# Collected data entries
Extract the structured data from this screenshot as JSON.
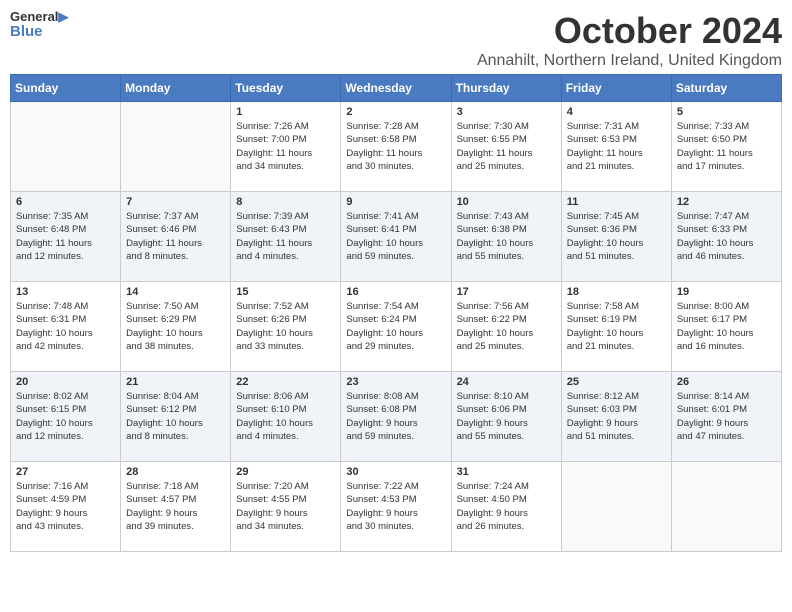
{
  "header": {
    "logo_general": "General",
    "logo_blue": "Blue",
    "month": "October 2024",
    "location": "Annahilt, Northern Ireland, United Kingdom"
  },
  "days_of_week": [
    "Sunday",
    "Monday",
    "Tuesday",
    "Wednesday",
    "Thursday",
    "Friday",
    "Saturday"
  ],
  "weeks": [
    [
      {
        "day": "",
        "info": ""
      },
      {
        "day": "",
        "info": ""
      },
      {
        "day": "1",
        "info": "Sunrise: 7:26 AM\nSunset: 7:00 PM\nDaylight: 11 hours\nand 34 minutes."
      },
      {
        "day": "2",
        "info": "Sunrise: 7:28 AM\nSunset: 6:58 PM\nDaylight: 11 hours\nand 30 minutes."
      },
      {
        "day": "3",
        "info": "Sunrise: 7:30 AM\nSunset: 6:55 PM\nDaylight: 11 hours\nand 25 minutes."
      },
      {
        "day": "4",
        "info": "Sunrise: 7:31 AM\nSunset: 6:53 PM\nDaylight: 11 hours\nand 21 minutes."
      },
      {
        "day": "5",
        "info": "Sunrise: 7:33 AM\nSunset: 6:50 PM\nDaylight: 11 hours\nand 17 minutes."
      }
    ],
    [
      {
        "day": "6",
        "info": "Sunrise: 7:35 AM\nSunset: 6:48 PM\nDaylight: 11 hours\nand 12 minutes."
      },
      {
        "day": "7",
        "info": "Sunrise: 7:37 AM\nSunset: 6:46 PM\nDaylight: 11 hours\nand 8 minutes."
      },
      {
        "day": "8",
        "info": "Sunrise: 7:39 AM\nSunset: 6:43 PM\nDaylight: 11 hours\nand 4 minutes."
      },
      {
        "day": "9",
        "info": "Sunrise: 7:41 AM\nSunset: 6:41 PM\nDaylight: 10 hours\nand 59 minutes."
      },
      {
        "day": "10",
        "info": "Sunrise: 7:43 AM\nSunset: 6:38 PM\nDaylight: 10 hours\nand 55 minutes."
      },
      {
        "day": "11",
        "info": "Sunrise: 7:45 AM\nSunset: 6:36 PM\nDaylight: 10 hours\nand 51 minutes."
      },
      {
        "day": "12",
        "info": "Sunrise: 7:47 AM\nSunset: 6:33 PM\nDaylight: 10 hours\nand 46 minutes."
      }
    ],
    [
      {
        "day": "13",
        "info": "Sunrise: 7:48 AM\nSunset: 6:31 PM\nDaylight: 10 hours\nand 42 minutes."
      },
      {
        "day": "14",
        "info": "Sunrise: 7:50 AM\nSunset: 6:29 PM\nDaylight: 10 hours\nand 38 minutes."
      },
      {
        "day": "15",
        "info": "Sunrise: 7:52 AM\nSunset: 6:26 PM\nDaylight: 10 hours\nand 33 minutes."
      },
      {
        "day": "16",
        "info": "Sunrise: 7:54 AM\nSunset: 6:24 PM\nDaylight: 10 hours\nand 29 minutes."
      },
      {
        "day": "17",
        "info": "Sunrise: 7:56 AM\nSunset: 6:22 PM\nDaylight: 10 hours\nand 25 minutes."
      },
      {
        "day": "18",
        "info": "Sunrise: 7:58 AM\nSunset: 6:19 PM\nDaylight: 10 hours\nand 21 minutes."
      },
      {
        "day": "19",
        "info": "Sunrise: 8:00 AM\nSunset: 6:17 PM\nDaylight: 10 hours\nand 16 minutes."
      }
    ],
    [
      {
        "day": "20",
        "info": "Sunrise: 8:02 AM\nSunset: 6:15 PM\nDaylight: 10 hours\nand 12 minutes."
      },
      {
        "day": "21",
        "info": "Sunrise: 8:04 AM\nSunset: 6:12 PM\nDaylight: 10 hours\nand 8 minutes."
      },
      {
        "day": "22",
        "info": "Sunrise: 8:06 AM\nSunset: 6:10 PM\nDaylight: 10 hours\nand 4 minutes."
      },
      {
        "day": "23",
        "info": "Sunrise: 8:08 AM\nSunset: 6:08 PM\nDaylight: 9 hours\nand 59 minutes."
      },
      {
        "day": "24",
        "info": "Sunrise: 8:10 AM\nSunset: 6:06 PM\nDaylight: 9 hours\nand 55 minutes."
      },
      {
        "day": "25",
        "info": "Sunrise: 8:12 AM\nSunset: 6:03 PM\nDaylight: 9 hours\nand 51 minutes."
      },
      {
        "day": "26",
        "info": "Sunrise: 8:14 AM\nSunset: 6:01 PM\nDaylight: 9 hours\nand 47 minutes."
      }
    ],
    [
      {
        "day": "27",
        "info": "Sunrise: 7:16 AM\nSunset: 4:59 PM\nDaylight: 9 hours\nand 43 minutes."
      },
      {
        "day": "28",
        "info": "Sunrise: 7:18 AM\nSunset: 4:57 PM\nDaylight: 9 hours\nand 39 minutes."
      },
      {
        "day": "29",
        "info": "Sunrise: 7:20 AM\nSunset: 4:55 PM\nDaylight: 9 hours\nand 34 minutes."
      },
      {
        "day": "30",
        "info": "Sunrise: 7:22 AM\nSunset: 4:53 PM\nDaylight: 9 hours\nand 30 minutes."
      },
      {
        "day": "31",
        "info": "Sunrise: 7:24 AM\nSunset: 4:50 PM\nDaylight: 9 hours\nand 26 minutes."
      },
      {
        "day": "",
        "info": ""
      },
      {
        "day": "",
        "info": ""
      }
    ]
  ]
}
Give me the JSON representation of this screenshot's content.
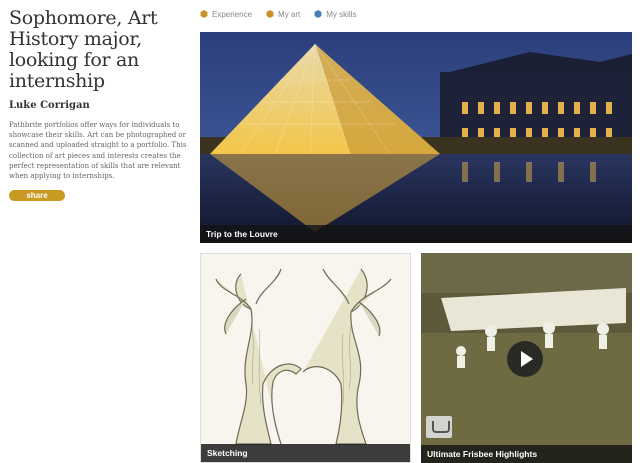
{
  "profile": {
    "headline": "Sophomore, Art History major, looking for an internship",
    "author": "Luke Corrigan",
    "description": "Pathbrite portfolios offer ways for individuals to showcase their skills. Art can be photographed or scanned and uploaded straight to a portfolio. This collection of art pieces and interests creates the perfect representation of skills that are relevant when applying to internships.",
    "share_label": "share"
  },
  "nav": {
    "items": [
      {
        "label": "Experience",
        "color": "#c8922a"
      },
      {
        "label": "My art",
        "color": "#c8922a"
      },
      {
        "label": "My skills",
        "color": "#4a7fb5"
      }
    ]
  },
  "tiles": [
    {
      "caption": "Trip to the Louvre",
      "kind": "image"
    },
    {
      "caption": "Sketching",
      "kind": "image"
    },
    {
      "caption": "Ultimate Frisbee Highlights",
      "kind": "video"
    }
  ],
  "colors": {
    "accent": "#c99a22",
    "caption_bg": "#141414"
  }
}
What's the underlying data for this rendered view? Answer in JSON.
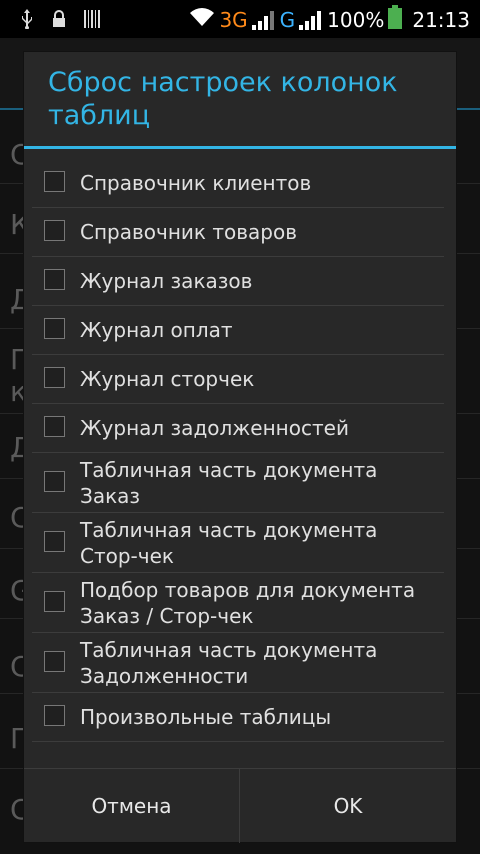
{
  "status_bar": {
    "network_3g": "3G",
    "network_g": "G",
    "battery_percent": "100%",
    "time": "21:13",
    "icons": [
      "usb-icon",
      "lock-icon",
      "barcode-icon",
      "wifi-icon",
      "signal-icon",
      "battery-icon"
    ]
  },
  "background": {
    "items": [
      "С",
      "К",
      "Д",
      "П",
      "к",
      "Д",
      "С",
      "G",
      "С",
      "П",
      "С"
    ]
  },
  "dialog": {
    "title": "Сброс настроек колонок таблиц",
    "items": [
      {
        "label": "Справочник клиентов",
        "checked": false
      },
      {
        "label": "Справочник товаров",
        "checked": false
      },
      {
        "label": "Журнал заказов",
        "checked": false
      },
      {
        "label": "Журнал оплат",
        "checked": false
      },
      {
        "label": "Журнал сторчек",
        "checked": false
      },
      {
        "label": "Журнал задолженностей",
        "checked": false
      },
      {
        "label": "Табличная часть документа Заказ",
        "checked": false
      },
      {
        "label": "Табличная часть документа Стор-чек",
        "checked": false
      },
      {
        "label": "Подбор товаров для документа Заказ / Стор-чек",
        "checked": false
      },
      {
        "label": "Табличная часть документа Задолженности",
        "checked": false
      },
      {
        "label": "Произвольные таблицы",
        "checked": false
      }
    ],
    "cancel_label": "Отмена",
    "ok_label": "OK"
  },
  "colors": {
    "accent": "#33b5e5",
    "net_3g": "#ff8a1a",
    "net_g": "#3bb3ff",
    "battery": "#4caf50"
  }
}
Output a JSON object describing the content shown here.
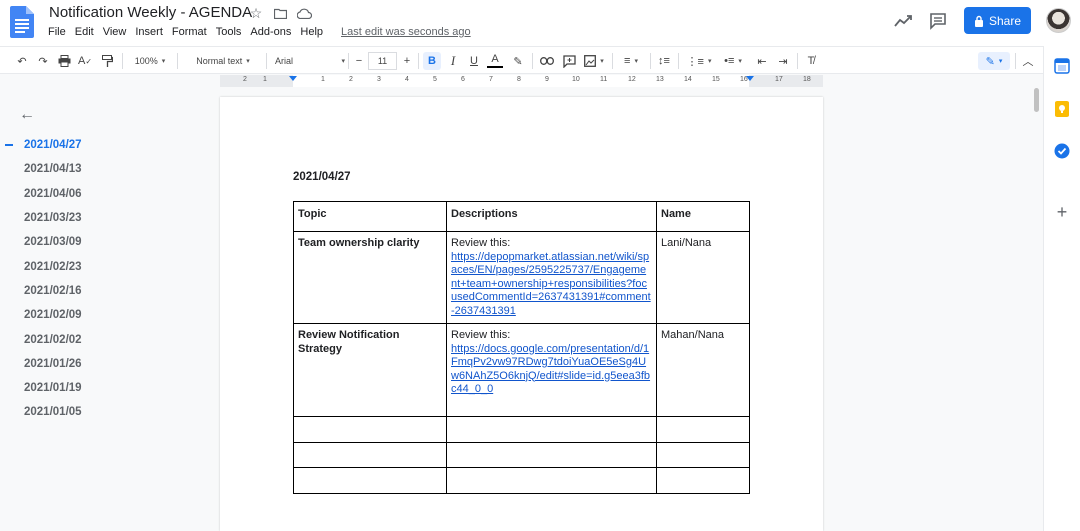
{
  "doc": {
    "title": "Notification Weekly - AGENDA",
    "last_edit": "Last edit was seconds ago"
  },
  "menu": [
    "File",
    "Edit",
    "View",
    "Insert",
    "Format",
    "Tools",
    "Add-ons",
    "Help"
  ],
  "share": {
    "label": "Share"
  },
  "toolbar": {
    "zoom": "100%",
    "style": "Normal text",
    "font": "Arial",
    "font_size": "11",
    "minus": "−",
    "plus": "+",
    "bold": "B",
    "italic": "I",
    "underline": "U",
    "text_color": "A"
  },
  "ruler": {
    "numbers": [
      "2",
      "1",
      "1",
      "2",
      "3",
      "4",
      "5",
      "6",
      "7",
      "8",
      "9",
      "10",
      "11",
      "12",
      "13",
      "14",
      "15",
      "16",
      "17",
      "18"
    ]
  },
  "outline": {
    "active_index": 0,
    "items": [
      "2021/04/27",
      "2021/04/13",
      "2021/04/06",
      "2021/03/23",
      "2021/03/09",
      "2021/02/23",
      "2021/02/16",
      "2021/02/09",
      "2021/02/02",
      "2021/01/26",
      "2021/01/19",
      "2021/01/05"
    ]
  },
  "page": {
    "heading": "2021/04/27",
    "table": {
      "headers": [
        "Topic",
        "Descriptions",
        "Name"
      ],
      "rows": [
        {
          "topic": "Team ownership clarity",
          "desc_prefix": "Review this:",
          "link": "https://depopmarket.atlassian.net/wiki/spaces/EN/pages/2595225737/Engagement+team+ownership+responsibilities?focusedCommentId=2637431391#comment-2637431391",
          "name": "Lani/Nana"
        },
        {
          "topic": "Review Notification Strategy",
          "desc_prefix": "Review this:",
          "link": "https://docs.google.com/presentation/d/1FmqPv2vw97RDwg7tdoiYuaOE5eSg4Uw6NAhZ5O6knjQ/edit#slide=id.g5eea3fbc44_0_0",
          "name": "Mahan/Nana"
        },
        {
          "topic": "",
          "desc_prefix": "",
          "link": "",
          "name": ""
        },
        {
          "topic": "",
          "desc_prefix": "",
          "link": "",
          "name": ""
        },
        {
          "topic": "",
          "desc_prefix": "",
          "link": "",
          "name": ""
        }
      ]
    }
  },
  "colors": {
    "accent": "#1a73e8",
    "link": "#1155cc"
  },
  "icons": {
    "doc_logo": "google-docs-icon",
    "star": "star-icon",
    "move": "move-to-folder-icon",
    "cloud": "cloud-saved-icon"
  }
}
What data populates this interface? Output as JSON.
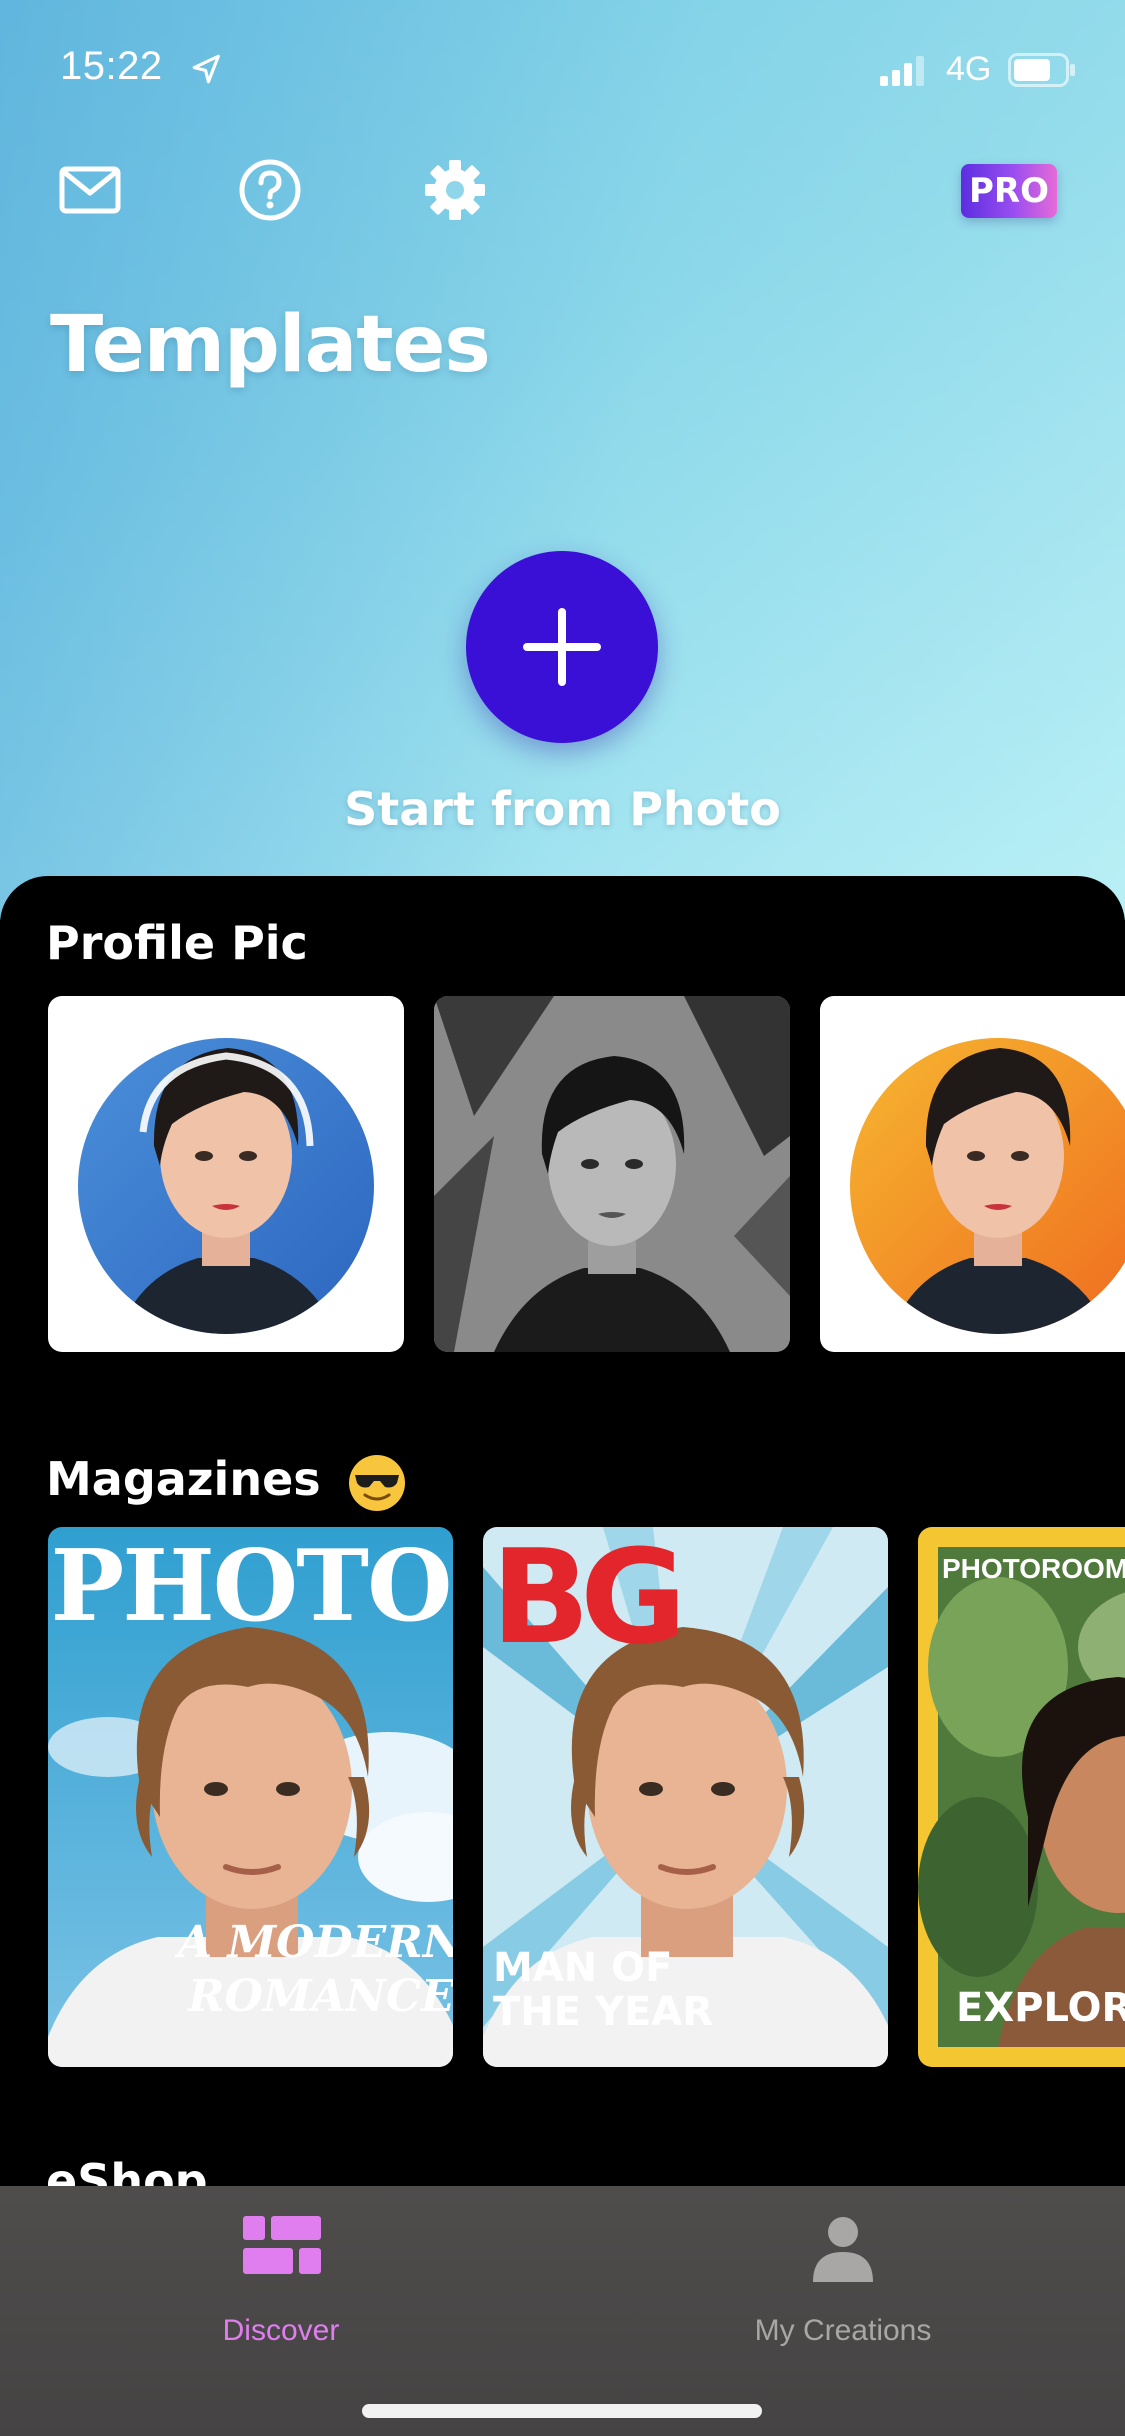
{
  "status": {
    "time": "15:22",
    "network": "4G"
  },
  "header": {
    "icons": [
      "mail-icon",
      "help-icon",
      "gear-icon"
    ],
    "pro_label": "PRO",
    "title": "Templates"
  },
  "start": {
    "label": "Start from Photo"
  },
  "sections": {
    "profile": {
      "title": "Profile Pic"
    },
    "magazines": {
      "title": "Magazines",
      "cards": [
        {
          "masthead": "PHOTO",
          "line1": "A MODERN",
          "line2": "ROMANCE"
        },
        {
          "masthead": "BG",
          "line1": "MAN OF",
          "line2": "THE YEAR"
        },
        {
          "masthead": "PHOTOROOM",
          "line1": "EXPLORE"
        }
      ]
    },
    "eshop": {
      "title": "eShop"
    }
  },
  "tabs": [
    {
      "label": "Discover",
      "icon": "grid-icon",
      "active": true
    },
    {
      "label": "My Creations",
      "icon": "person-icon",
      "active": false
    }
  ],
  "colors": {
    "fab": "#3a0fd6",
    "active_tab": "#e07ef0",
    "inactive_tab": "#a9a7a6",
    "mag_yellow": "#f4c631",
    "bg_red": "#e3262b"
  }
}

# WHAT IS REQUIRED
Only the count is wanted: report how many lines of the material above hold the word "Notification".

# WRITTEN SOLUTION
2